» **PROBLEM STATEMENT**: All of the lines below are to be transcribed faithfully, with pictures excluded from the copy.

[Data items]

** Begin **

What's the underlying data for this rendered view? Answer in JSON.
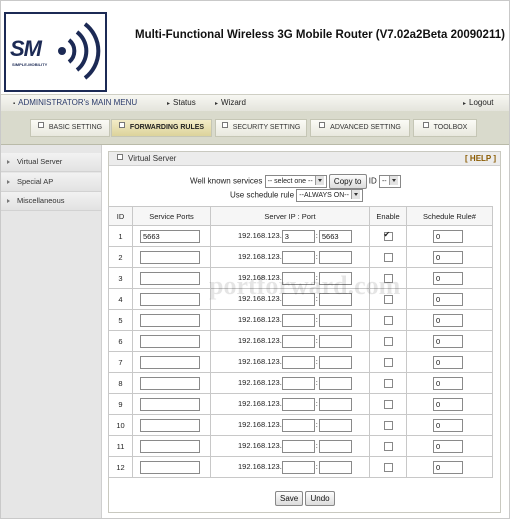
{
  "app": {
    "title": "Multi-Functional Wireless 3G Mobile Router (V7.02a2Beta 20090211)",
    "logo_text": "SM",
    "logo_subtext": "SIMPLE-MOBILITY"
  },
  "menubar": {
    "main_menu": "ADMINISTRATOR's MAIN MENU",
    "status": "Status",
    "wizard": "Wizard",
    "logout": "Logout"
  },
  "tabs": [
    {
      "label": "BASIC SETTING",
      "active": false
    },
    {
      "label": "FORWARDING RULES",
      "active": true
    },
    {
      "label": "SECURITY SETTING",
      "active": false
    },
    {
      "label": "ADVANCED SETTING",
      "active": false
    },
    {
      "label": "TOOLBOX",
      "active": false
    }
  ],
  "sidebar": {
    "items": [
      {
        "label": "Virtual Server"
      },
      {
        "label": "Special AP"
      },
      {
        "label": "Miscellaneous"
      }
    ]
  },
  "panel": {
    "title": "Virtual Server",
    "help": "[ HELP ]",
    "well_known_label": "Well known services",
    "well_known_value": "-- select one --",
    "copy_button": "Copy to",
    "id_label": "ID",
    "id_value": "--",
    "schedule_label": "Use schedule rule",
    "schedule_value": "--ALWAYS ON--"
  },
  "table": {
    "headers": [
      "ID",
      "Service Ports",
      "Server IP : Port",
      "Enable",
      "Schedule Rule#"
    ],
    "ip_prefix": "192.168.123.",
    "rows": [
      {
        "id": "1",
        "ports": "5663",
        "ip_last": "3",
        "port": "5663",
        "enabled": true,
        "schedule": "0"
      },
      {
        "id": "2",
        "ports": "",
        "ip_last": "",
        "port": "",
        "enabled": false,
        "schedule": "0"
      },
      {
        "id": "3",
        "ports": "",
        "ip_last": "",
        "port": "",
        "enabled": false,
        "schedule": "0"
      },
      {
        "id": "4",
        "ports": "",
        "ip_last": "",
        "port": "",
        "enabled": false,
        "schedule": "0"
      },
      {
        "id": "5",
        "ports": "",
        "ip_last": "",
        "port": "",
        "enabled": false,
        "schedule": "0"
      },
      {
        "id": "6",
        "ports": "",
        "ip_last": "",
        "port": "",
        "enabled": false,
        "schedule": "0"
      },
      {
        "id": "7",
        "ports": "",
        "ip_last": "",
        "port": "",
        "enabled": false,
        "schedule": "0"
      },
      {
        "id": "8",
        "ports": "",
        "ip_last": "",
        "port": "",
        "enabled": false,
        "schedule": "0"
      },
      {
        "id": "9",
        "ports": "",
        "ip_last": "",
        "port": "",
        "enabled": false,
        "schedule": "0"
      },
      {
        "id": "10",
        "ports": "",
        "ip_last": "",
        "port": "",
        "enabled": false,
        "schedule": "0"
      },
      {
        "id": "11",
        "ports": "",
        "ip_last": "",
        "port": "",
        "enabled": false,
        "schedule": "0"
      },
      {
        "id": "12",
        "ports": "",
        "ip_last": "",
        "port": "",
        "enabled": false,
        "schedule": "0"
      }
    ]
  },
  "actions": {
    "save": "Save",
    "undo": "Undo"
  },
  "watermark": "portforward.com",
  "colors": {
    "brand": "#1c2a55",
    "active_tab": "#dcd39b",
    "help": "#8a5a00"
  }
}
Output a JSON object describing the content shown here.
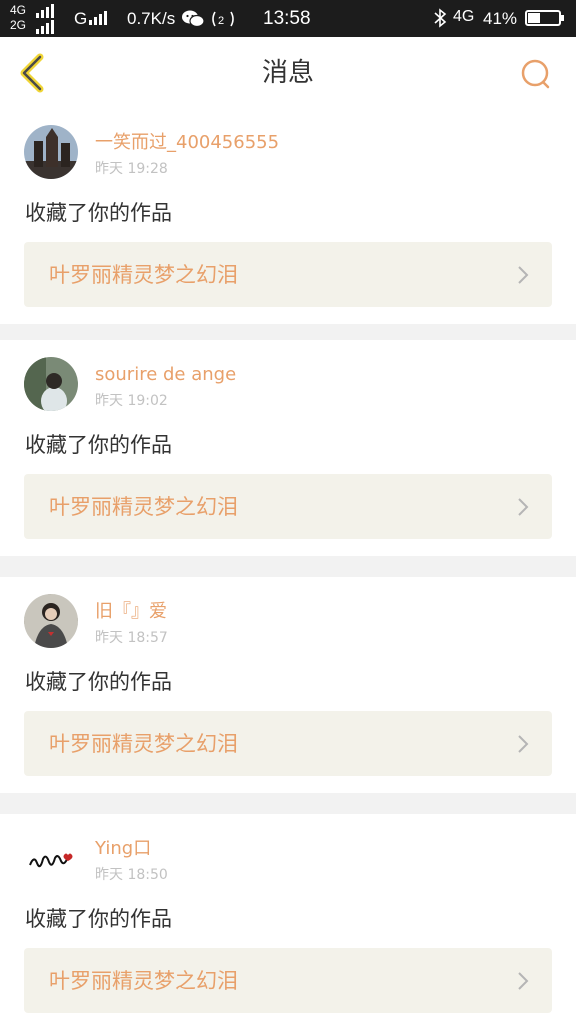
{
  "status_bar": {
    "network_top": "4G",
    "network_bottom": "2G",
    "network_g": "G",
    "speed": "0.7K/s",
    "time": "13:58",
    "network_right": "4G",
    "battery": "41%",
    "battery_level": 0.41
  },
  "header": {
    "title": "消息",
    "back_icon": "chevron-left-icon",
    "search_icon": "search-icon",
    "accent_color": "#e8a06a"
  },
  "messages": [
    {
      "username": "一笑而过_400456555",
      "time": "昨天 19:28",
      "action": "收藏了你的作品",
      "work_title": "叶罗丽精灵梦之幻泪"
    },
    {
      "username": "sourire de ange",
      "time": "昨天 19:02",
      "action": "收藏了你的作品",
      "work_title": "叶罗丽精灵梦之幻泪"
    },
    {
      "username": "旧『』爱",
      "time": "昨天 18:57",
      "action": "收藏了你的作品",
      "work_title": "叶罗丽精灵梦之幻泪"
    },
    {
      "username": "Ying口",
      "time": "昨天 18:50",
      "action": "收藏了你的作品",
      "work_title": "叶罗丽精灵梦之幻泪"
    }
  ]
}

** End **

» **SOLUTION**:
What's the underlying data for this rendered view? Answer in JSON.
{
  "app": {
    "title": "Multi-Functional Wireless 3G Mobile Router (V7.02a2Beta 20090211)",
    "logo_text": "SM",
    "logo_subtext": "SIMPLE-MOBILITY"
  },
  "menubar": {
    "main_menu": "ADMINISTRATOR's MAIN MENU",
    "status": "Status",
    "wizard": "Wizard",
    "logout": "Logout"
  },
  "tabs": [
    {
      "label": "BASIC SETTING",
      "active": false
    },
    {
      "label": "FORWARDING RULES",
      "active": true
    },
    {
      "label": "SECURITY SETTING",
      "active": false
    },
    {
      "label": "ADVANCED SETTING",
      "active": false
    },
    {
      "label": "TOOLBOX",
      "active": false
    }
  ],
  "sidebar": {
    "items": [
      {
        "label": "Virtual Server"
      },
      {
        "label": "Special AP"
      },
      {
        "label": "Miscellaneous"
      }
    ]
  },
  "panel": {
    "title": "Virtual Server",
    "help": "[ HELP ]",
    "well_known_label": "Well known services",
    "well_known_value": "-- select one --",
    "copy_button": "Copy to",
    "id_label": "ID",
    "id_value": "--",
    "schedule_label": "Use schedule rule",
    "schedule_value": "--ALWAYS ON--"
  },
  "table": {
    "headers": [
      "ID",
      "Service Ports",
      "Server IP : Port",
      "Enable",
      "Schedule Rule#"
    ],
    "ip_prefix": "192.168.123.",
    "rows": [
      {
        "id": "1",
        "ports": "5663",
        "ip_last": "3",
        "port": "5663",
        "enabled": true,
        "schedule": "0"
      },
      {
        "id": "2",
        "ports": "",
        "ip_last": "",
        "port": "",
        "enabled": false,
        "schedule": "0"
      },
      {
        "id": "3",
        "ports": "",
        "ip_last": "",
        "port": "",
        "enabled": false,
        "schedule": "0"
      },
      {
        "id": "4",
        "ports": "",
        "ip_last": "",
        "port": "",
        "enabled": false,
        "schedule": "0"
      },
      {
        "id": "5",
        "ports": "",
        "ip_last": "",
        "port": "",
        "enabled": false,
        "schedule": "0"
      },
      {
        "id": "6",
        "ports": "",
        "ip_last": "",
        "port": "",
        "enabled": false,
        "schedule": "0"
      },
      {
        "id": "7",
        "ports": "",
        "ip_last": "",
        "port": "",
        "enabled": false,
        "schedule": "0"
      },
      {
        "id": "8",
        "ports": "",
        "ip_last": "",
        "port": "",
        "enabled": false,
        "schedule": "0"
      },
      {
        "id": "9",
        "ports": "",
        "ip_last": "",
        "port": "",
        "enabled": false,
        "schedule": "0"
      },
      {
        "id": "10",
        "ports": "",
        "ip_last": "",
        "port": "",
        "enabled": false,
        "schedule": "0"
      },
      {
        "id": "11",
        "ports": "",
        "ip_last": "",
        "port": "",
        "enabled": false,
        "schedule": "0"
      },
      {
        "id": "12",
        "ports": "",
        "ip_last": "",
        "port": "",
        "enabled": false,
        "schedule": "0"
      }
    ]
  },
  "actions": {
    "save": "Save",
    "undo": "Undo"
  },
  "watermark": "portforward.com",
  "colors": {
    "brand": "#1c2a55",
    "active_tab": "#dcd39b",
    "help": "#8a5a00"
  }
}
Output a JSON object describing the content shown here.
{
  "status_bar": {
    "network_top": "4G",
    "network_bottom": "2G",
    "network_g": "G",
    "speed": "0.7K/s",
    "time": "13:58",
    "network_right": "4G",
    "battery": "41%",
    "battery_level": 0.41
  },
  "header": {
    "title": "消息",
    "back_icon": "chevron-left-icon",
    "search_icon": "search-icon",
    "accent_color": "#e8a06a"
  },
  "messages": [
    {
      "username": "一笑而过_400456555",
      "time": "昨天 19:28",
      "action": "收藏了你的作品",
      "work_title": "叶罗丽精灵梦之幻泪"
    },
    {
      "username": "sourire de ange",
      "time": "昨天 19:02",
      "action": "收藏了你的作品",
      "work_title": "叶罗丽精灵梦之幻泪"
    },
    {
      "username": "旧『』爱",
      "time": "昨天 18:57",
      "action": "收藏了你的作品",
      "work_title": "叶罗丽精灵梦之幻泪"
    },
    {
      "username": "Ying口",
      "time": "昨天 18:50",
      "action": "收藏了你的作品",
      "work_title": "叶罗丽精灵梦之幻泪"
    }
  ]
}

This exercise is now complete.